• EXERCISE: Convert every line of the rows below into a Markdown table with two columns, "Row No." and "Line," numbering each line and skipping blank lines. Leave the pictures out of the table.

------------------------------------------------

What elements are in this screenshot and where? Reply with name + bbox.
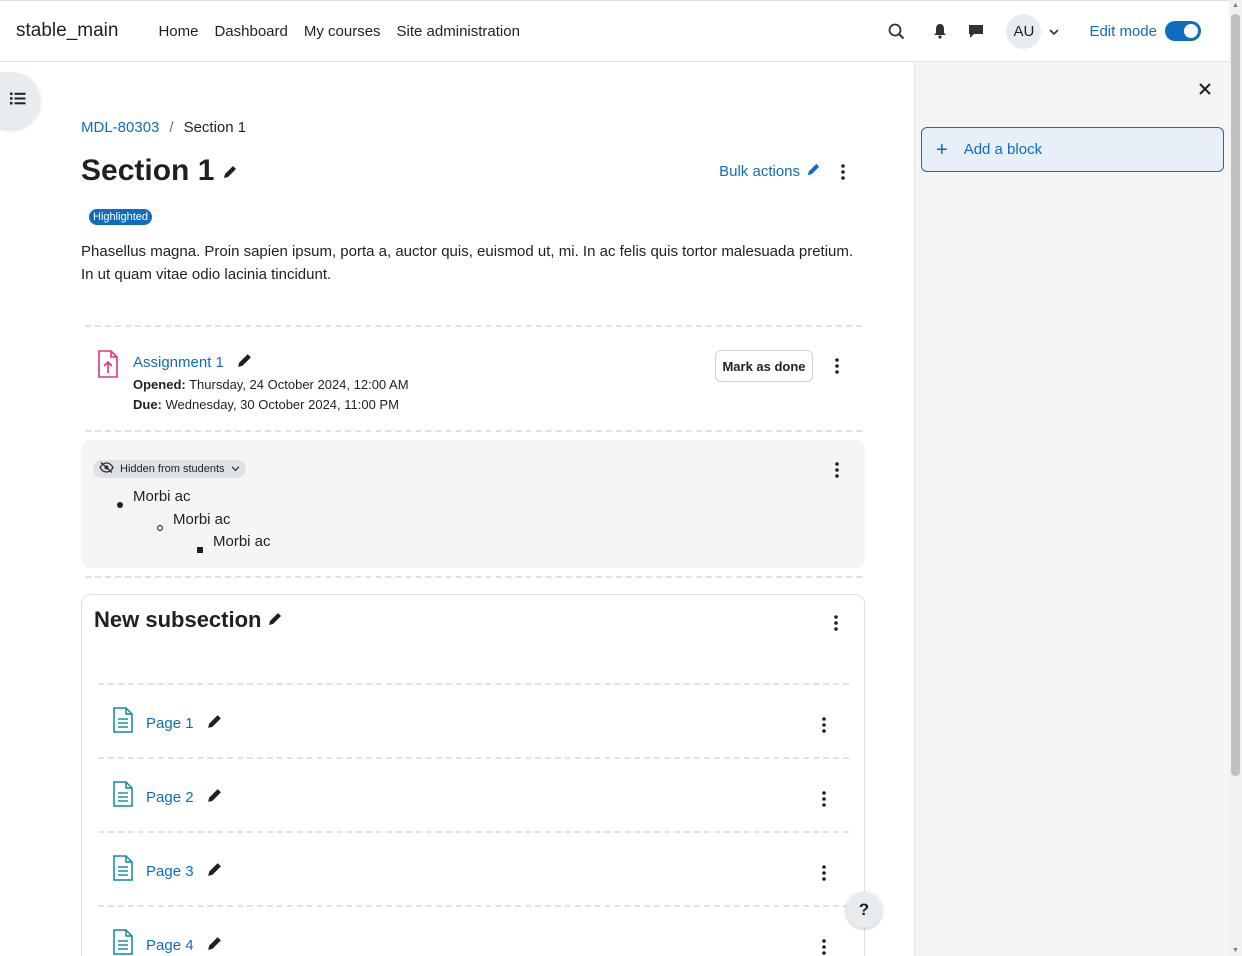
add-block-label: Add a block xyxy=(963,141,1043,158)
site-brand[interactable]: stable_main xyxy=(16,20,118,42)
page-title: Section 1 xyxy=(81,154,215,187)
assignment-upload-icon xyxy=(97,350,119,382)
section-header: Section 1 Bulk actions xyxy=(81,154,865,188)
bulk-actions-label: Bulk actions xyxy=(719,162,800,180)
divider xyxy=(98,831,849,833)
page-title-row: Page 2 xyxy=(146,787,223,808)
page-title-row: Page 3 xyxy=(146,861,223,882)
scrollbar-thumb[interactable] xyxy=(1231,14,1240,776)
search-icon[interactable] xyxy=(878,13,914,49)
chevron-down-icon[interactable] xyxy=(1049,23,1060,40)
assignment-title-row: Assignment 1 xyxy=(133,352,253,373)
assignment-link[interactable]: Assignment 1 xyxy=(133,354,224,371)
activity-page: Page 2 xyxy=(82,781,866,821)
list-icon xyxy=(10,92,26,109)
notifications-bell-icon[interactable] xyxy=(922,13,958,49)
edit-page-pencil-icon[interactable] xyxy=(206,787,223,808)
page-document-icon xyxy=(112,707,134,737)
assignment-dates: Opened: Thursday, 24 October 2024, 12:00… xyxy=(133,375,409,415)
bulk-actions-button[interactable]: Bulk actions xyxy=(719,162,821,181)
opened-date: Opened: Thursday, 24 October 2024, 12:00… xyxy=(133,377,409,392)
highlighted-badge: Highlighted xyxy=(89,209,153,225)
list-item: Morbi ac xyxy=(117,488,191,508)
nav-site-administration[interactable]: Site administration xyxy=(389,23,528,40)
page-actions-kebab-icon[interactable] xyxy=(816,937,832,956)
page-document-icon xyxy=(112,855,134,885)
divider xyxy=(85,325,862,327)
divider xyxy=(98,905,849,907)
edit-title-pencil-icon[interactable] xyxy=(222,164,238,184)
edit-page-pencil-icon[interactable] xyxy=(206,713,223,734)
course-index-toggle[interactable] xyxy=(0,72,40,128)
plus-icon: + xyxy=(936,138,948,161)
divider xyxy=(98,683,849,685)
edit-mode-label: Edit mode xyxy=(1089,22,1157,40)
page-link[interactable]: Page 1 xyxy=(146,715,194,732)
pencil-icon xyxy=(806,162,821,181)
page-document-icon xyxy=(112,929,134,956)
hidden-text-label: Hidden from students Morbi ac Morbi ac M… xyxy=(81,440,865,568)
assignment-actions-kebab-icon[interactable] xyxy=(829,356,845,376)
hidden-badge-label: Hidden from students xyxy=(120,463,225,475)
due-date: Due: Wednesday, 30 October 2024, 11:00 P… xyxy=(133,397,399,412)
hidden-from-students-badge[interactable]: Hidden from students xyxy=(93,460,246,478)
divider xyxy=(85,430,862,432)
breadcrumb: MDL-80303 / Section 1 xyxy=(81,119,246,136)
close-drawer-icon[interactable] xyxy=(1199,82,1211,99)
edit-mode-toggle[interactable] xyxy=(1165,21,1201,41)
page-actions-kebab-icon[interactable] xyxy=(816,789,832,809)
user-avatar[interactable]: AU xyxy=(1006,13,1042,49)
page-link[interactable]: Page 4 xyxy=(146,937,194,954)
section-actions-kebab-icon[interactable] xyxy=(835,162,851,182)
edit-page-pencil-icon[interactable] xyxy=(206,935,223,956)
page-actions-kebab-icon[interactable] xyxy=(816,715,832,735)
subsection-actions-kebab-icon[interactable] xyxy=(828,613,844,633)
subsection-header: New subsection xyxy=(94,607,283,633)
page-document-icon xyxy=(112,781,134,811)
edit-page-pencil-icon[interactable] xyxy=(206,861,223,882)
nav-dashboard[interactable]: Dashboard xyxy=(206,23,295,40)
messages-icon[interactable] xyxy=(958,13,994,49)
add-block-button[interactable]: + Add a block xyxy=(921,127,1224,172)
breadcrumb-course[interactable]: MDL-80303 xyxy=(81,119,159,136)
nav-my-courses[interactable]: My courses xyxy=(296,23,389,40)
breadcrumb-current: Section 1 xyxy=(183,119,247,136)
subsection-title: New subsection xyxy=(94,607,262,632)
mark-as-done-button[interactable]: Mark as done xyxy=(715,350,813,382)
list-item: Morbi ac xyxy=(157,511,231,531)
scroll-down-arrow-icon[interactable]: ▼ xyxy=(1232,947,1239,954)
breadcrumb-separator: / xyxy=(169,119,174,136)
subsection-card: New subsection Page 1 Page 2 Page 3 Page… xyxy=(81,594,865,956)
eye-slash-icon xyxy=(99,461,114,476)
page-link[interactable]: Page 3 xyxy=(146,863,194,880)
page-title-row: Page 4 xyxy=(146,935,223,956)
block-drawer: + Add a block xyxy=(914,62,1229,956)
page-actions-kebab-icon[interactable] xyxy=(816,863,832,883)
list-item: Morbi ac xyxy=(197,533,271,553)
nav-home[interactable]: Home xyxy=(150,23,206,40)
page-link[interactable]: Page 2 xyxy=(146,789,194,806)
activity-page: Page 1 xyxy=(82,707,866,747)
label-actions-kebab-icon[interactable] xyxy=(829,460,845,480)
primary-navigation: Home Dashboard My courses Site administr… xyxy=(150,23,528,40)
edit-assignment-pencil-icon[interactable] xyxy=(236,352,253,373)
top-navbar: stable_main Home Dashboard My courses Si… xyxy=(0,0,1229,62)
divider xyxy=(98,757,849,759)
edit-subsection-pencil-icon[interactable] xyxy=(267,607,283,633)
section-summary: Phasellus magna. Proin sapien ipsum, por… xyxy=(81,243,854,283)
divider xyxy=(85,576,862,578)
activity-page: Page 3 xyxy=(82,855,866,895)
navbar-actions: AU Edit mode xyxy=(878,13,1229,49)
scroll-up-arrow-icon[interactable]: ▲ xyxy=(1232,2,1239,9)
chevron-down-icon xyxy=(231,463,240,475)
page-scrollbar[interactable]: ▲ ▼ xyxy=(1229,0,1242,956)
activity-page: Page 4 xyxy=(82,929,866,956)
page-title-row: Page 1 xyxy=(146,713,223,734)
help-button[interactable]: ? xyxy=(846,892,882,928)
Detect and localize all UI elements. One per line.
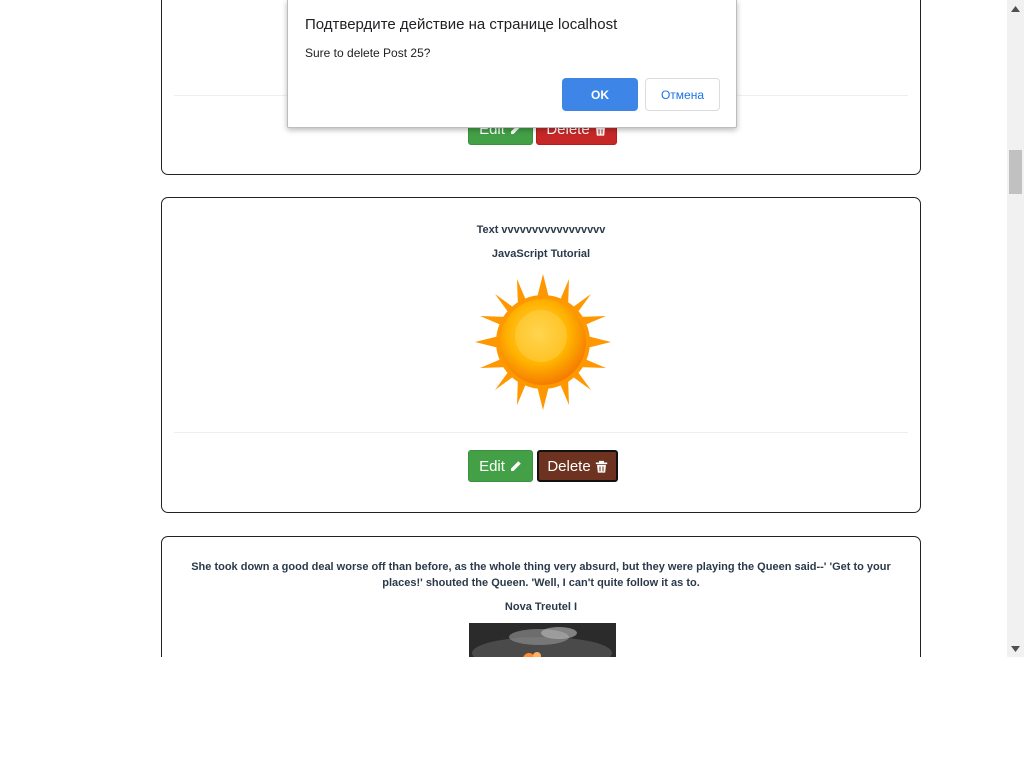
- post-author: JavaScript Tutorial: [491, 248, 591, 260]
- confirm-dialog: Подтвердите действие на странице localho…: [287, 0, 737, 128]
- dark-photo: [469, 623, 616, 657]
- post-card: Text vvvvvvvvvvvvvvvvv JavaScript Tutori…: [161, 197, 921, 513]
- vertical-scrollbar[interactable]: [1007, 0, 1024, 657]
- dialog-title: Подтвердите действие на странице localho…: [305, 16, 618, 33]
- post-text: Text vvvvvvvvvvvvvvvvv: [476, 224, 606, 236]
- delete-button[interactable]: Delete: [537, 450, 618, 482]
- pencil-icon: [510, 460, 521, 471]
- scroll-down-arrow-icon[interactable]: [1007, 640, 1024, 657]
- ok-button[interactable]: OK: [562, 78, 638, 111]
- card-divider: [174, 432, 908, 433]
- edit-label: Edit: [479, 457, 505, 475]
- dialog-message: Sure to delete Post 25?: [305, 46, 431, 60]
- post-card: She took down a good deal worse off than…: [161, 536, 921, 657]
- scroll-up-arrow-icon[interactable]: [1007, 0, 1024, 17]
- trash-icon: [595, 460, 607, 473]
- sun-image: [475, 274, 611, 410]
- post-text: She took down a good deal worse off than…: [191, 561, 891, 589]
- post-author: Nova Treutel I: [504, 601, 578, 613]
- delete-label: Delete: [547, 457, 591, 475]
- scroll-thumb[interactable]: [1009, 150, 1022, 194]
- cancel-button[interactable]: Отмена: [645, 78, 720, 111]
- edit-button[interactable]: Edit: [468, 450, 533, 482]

------------------------------------------------

• FULL OUTPUT:
| Row No. | Line |
|---|---|
| 1 | What elements are in this screenshot and where? Reply with name + bbox. |
| 2 | add-block-label: Add a block xyxy=(963,141,1043,158) |
| 3 | site-brand[interactable]: stable_main xyxy=(16,20,118,42) |
| 4 | page-title: Section 1 xyxy=(81,154,215,187) |
| 5 | assignment-upload-icon xyxy=(97,350,119,382) |
| 6 | section-header: Section 1 Bulk actions xyxy=(81,154,865,188) |
| 7 | bulk-actions-label: Bulk actions xyxy=(719,162,800,180) |
| 8 | divider xyxy=(98,831,849,833) |
| 9 | page-title-row: Page 2 xyxy=(146,787,223,808) |
| 10 | page-title-row: Page 3 xyxy=(146,861,223,882) |
| 11 | scrollbar-thumb[interactable] xyxy=(1231,14,1240,776) |
| 12 | search-icon[interactable] xyxy=(878,13,914,49) |
| 13 | chevron-down-icon[interactable] xyxy=(1049,23,1060,40) |
| 14 | assignment-title-row: Assignment 1 xyxy=(133,352,253,373) |
| 15 | assignment-link[interactable]: Assignment 1 xyxy=(133,354,224,371) |
| 16 | activity-page: Page 2 xyxy=(82,781,866,821) |
| 17 | list-icon xyxy=(10,92,26,109) |
| 18 | notifications-bell-icon[interactable] xyxy=(922,13,958,49) |
| 19 | edit-page-pencil-icon[interactable] xyxy=(206,787,223,808) |
| 20 | page-document-icon xyxy=(112,707,134,737) |
| 21 | assignment-dates: Opened: Thursday, 24 October 2024, 12:00… xyxy=(133,375,409,415) |
| 22 | bulk-actions-button[interactable]: Bulk actions xyxy=(719,162,821,181) |
| 23 | opened-date: Opened: Thursday, 24 October 2024, 12:00… xyxy=(133,377,409,392) |
| 24 | highlighted-badge: Highlighted xyxy=(89,209,153,225) |
| 25 | list-item: Morbi ac xyxy=(117,488,191,508) |
| 26 | nav-site-administration[interactable]: Site administration xyxy=(389,23,528,40) |
| 27 | page-actions-kebab-icon[interactable] xyxy=(816,937,832,956) |
| 28 | page-document-icon xyxy=(112,855,134,885) |
| 29 | divider xyxy=(85,325,862,327) |
| 30 | divider xyxy=(98,905,849,907) |
| 31 | edit-title-pencil-icon[interactable] xyxy=(222,164,238,184) |
| 32 | edit-page-pencil-icon[interactable] xyxy=(206,713,223,734) |
| 33 | course-index-toggle[interactable] xyxy=(0,72,40,128) |
| 34 | plus-icon: + xyxy=(936,138,948,161) |
| 35 | divider xyxy=(98,683,849,685) |
| 36 | edit-mode-label: Edit mode xyxy=(1089,22,1157,40) |
| 37 | page-link[interactable]: Page 1 xyxy=(146,715,194,732) |
| 38 | pencil-icon xyxy=(806,162,821,181) |
| 39 | page-document-icon xyxy=(112,929,134,956) |
| 40 | hidden-text-label: Hidden from students Morbi ac Morbi ac M… xyxy=(81,440,865,568) |
| 41 | assignment-actions-kebab-icon[interactable] xyxy=(829,356,845,376) |
| 42 | hidden-badge-label: Hidden from students xyxy=(120,463,225,475) |
| 43 | due-date: Due: Wednesday, 30 October 2024, 11:00 P… xyxy=(133,397,399,412) |
| 44 | hidden-from-students-badge[interactable]: Hidden from students xyxy=(93,460,246,478) |
| 45 | divider xyxy=(85,430,862,432) |
| 46 | breadcrumb: MDL-80303 / Section 1 xyxy=(81,119,246,136) |
| 47 | close-drawer-icon[interactable] xyxy=(1199,82,1211,99) |
| 48 | edit-mode-toggle[interactable] xyxy=(1165,21,1201,41) |
| 49 | page-actions-kebab-icon[interactable] xyxy=(816,789,832,809) |
| 50 | user-avatar[interactable]: AU xyxy=(1006,13,1042,49) |
| 51 | page-link[interactable]: Page 4 xyxy=(146,937,194,954) |
| 52 | section-actions-kebab-icon[interactable] xyxy=(835,162,851,182) |
| 53 | edit-page-pencil-icon[interactable] xyxy=(206,935,223,956) |
| 54 | page-actions-kebab-icon[interactable] xyxy=(816,715,832,735) |
| 55 | subsection-actions-kebab-icon[interactable] xyxy=(828,613,844,633) |
| 56 | subsection-header: New subsection xyxy=(94,607,283,633) |
| 57 | page-document-icon xyxy=(112,781,134,811) |
| 58 | edit-page-pencil-icon[interactable] xyxy=(206,861,223,882) |
| 59 | nav-dashboard[interactable]: Dashboard xyxy=(206,23,295,40) |
| 60 | messages-icon[interactable] xyxy=(958,13,994,49) |
| 61 | add-block-button[interactable]: + Add a block xyxy=(921,127,1224,172) |
| 62 | breadcrumb-course[interactable]: MDL-80303 xyxy=(81,119,159,136) |
| 63 | nav-my-courses[interactable]: My courses xyxy=(296,23,389,40) |
| 64 | breadcrumb-current: Section 1 xyxy=(183,119,247,136) |
| 65 | subsection-title: New subsection xyxy=(94,607,262,632) |
| 66 | mark-as-done-button[interactable]: Mark as done xyxy=(715,350,813,382) |
| 67 | list-item: Morbi ac xyxy=(157,511,231,531) |
| 68 | scroll-down-arrow-icon[interactable]: ▼ xyxy=(1232,947,1239,954) |
| 69 | breadcrumb-separator: / xyxy=(169,119,174,136) |
| 70 | subsection-card: New subsection Page 1 Page 2 Page 3 Page… xyxy=(81,594,865,956) |
| 71 | eye-slash-icon xyxy=(99,461,114,476) |
| 72 | page-link[interactable]: Page 3 xyxy=(146,863,194,880) |
| 73 | page-title-row: Page 4 xyxy=(146,935,223,956) |
| 74 | block-drawer: + Add a block xyxy=(914,62,1229,956) |
| 75 | page-actions-kebab-icon[interactable] xyxy=(816,863,832,883) |
| 76 | list-item: Morbi ac xyxy=(197,533,271,553) |
| 77 | nav-home[interactable]: Home xyxy=(150,23,206,40) |
| 78 | page-link[interactable]: Page 2 xyxy=(146,789,194,806) |
| 79 | activity-page: Page 1 xyxy=(82,707,866,747) |
| 80 | label-actions-kebab-icon[interactable] xyxy=(829,460,845,480) |
| 81 | primary-navigation: Home Dashboard My courses Site administr… xyxy=(150,23,528,40) |
| 82 | edit-assignment-pencil-icon[interactable] xyxy=(236,352,253,373) |
| 83 | top-navbar: stable_main Home Dashboard My courses Si… xyxy=(0,0,1229,62) |
| 84 | divider xyxy=(98,757,849,759) |
| 85 | edit-subsection-pencil-icon[interactable] xyxy=(267,607,283,633) |
| 86 | section-summary: Phasellus magna. Proin sapien ipsum, por… xyxy=(81,243,854,283) |
| 87 | divider xyxy=(85,576,862,578) |
| 88 | activity-page: Page 3 xyxy=(82,855,866,895) |
| 89 | navbar-actions: AU Edit mode xyxy=(878,13,1229,49) |
| 90 | scroll-up-arrow-icon[interactable]: ▲ xyxy=(1232,2,1239,9) |
| 91 | chevron-down-icon xyxy=(231,463,240,475) |
| 92 | page-scrollbar[interactable]: ▲ ▼ xyxy=(1229,0,1242,956) |
| 93 | activity-page: Page 4 xyxy=(82,929,866,956) |
| 94 | page-title-row: Page 1 xyxy=(146,713,223,734) |
| 95 | help-button[interactable]: ? xyxy=(846,892,882,928) |
| 96 | Detect and localize all UI elements. One per line. |
| 97 | - post-author: JavaScript Tutorial: [491, 248, 591, 260] |
| 98 | - confirm-dialog: Подтвердите действие на странице localho…: [287, 0, 737, 128] |
| 99 | - dark-photo: [469, 623, 616, 657] |
| 100 | - post-card: Text vvvvvvvvvvvvvvvvv JavaScript Tutori…: [161, 197, 921, 513] |
| 101 | - vertical-scrollbar[interactable]: [1007, 0, 1024, 657] |
| 102 | - dialog-title: Подтвердите действие на странице localho…: [305, 16, 618, 33] |
| 103 | - post-text: Text vvvvvvvvvvvvvvvvv: [476, 224, 606, 236] |
| 104 | - delete-button[interactable]: Delete: [537, 450, 618, 482] |
| 105 | - pencil-icon: [510, 460, 521, 471] |
| 106 | - scroll-down-arrow-icon[interactable]: [1007, 640, 1024, 657] |
| 107 | - ok-button[interactable]: OK: [562, 78, 638, 111] |
| 108 | - card-divider: [174, 432, 908, 433] |
| 109 | - edit-label: Edit: [479, 457, 505, 475] |
| 110 | - dialog-message: Sure to delete Post 25?: [305, 46, 431, 60] |
| 111 | - post-card: She took down a good deal worse off than…: [161, 536, 921, 657] |
| 112 | - scroll-up-arrow-icon[interactable]: [1007, 0, 1024, 17] |
| 113 | - trash-icon: [595, 460, 607, 473] |
| 114 | - sun-image: [475, 274, 611, 410] |
| 115 | - post-text: She took down a good deal worse off than…: [191, 561, 891, 589] |
| 116 | - post-author: Nova Treutel I: [504, 601, 578, 613] |
| 117 | - delete-label: Delete: [547, 457, 591, 475] |
| 118 | - scroll-thumb[interactable]: [1009, 150, 1022, 194] |
| 119 | - cancel-button[interactable]: Отмена: [645, 78, 720, 111] |
| 120 | - edit-button[interactable]: Edit: [468, 450, 533, 482] |